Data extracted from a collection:
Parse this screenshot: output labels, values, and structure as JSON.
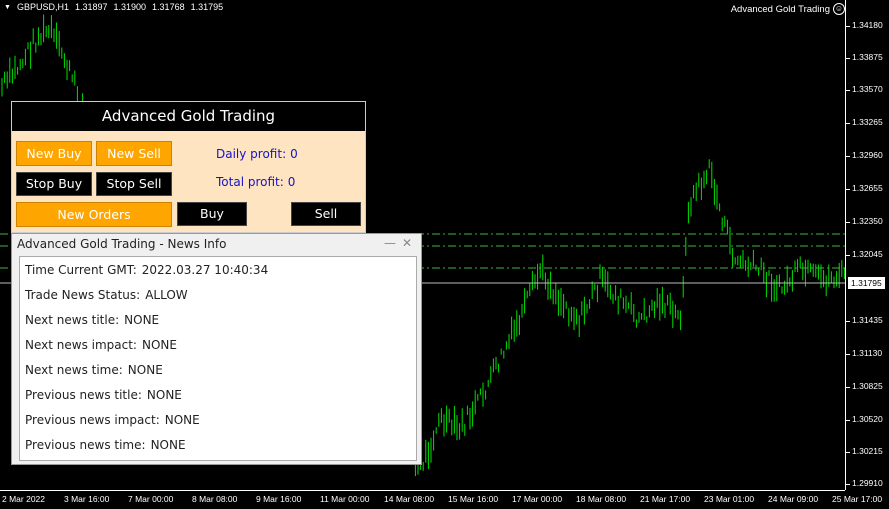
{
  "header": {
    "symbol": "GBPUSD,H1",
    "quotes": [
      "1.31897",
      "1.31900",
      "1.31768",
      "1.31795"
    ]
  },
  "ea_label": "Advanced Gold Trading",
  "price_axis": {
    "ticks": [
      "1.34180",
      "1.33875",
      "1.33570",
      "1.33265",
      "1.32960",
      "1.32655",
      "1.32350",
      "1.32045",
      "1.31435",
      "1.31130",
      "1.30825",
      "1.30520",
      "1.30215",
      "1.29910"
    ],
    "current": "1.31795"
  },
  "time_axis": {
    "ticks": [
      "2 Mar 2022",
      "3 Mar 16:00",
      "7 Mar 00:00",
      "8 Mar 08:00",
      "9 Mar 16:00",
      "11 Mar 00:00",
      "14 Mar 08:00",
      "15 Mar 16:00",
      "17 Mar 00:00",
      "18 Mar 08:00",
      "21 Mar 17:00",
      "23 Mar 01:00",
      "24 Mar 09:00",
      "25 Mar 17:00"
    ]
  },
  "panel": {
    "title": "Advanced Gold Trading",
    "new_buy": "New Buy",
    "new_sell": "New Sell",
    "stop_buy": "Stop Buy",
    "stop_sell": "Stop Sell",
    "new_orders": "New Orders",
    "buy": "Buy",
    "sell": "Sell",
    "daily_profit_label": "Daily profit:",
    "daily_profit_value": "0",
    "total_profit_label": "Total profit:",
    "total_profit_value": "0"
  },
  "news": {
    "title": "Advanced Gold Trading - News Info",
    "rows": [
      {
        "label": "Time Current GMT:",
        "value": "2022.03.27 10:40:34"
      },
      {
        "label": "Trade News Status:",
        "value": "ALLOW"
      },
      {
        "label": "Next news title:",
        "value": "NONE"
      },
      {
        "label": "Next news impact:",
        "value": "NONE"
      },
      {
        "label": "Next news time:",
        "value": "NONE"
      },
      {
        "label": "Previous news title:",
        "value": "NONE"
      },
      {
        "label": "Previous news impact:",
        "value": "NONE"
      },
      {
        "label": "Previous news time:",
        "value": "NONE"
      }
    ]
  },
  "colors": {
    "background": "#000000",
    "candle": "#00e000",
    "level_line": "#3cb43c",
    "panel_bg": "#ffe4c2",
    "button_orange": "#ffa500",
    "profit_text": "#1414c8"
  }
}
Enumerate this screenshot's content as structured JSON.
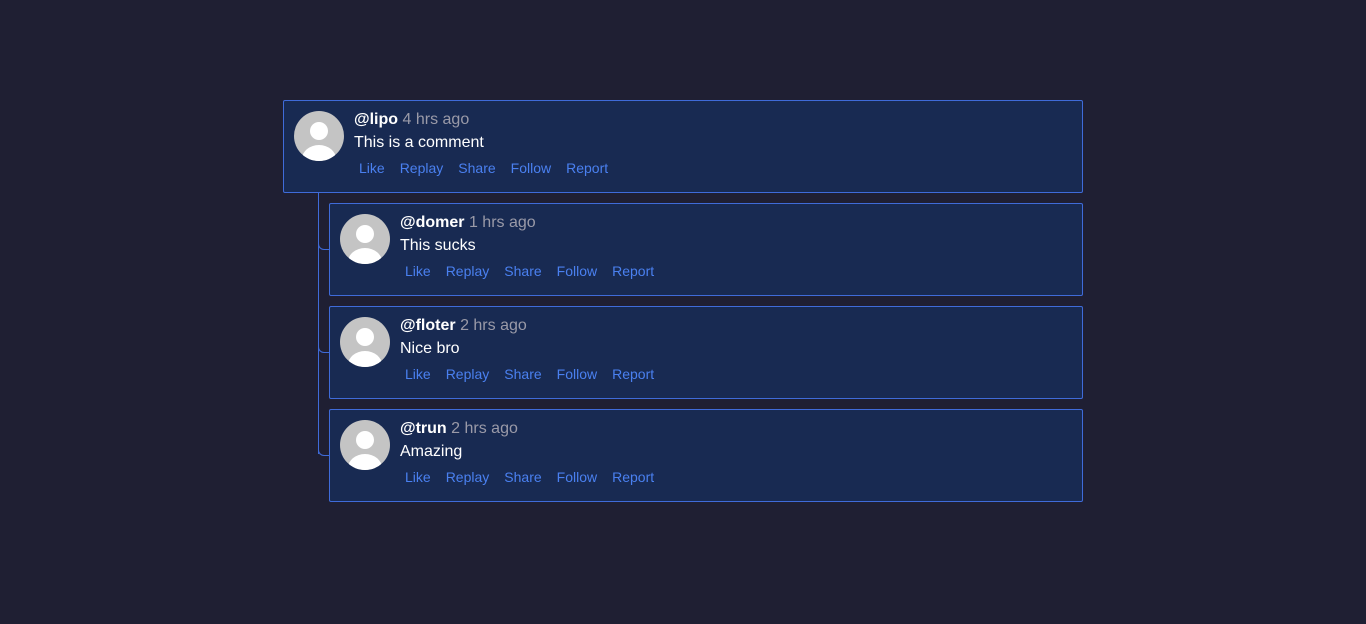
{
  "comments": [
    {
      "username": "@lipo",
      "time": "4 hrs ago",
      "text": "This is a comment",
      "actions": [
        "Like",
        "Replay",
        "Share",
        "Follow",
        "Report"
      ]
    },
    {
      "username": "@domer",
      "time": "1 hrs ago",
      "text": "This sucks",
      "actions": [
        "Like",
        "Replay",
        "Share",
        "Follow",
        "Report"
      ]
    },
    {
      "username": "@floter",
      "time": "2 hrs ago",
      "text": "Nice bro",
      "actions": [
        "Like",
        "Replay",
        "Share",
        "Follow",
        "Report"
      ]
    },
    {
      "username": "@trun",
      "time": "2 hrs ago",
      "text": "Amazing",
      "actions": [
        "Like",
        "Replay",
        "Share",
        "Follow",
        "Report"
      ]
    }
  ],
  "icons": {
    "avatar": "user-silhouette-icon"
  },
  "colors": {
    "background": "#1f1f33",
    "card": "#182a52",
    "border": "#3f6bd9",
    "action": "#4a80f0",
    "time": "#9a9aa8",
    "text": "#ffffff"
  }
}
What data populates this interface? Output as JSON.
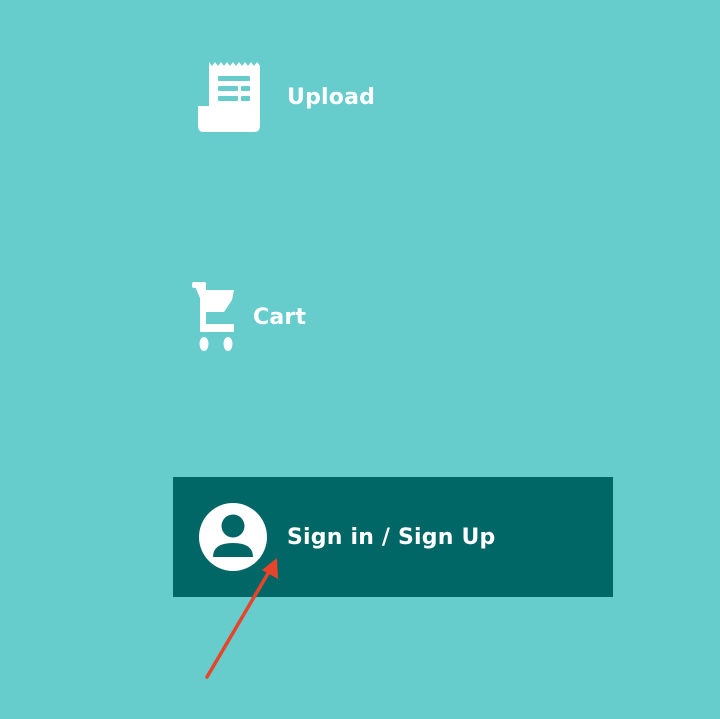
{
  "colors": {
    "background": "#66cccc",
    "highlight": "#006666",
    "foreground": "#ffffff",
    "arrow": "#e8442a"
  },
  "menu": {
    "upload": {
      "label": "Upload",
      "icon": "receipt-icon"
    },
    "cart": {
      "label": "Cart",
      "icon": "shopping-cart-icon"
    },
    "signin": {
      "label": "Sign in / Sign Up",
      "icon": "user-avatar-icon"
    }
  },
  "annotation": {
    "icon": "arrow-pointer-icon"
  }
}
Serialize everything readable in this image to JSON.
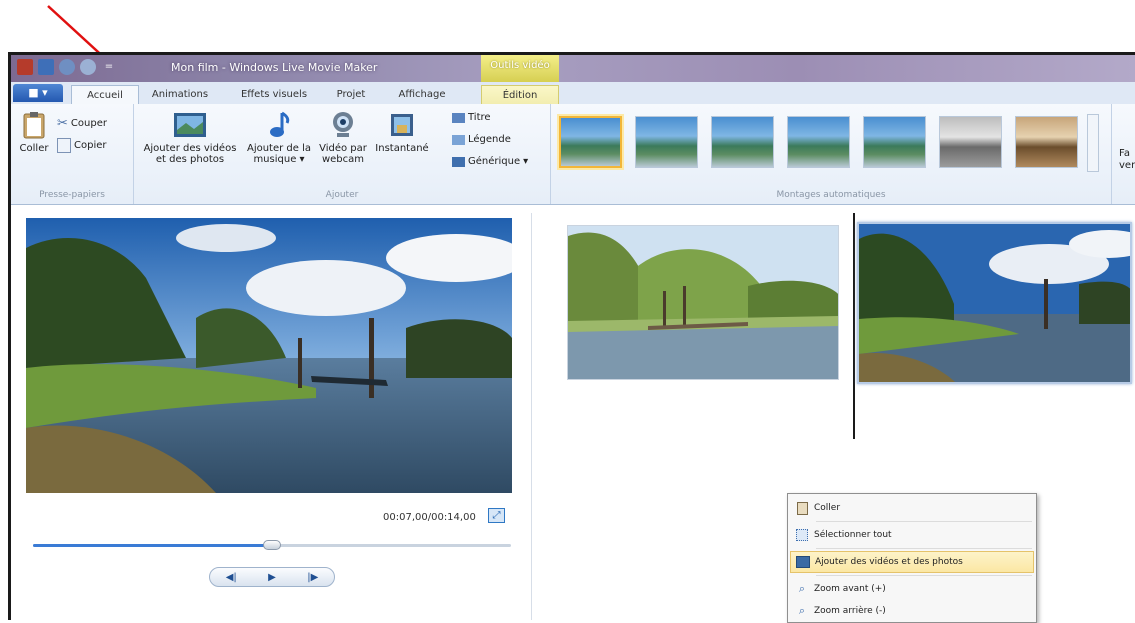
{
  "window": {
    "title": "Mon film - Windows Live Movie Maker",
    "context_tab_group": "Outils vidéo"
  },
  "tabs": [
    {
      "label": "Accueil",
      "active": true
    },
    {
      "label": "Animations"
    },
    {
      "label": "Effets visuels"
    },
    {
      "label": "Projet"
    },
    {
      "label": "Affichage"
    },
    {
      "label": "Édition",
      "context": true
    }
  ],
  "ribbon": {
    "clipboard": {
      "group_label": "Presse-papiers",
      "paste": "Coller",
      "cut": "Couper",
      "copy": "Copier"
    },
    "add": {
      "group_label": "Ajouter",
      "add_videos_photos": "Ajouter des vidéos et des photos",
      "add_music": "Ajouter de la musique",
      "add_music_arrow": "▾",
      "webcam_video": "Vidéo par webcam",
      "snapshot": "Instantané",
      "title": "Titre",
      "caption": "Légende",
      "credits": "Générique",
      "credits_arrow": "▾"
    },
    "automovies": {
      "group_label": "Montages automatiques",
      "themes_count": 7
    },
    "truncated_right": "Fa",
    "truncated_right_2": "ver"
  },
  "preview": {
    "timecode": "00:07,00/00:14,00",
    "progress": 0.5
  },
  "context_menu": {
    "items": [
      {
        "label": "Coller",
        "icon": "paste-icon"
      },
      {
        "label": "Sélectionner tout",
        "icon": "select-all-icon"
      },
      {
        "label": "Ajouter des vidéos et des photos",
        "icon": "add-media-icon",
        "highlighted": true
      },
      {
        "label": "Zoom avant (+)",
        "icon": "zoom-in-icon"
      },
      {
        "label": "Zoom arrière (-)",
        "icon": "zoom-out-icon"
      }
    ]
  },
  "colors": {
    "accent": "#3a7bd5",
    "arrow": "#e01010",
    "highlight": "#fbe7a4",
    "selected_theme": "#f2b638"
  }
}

Required work. Search the listing for the word "JSON". Copy every line in which it occurs.

Solution.
Parse this screenshot: output labels, values, and structure as JSON.
Enumerate this screenshot's content as structured JSON.
What data populates this interface? Output as JSON.
Serialize everything readable in this image to JSON.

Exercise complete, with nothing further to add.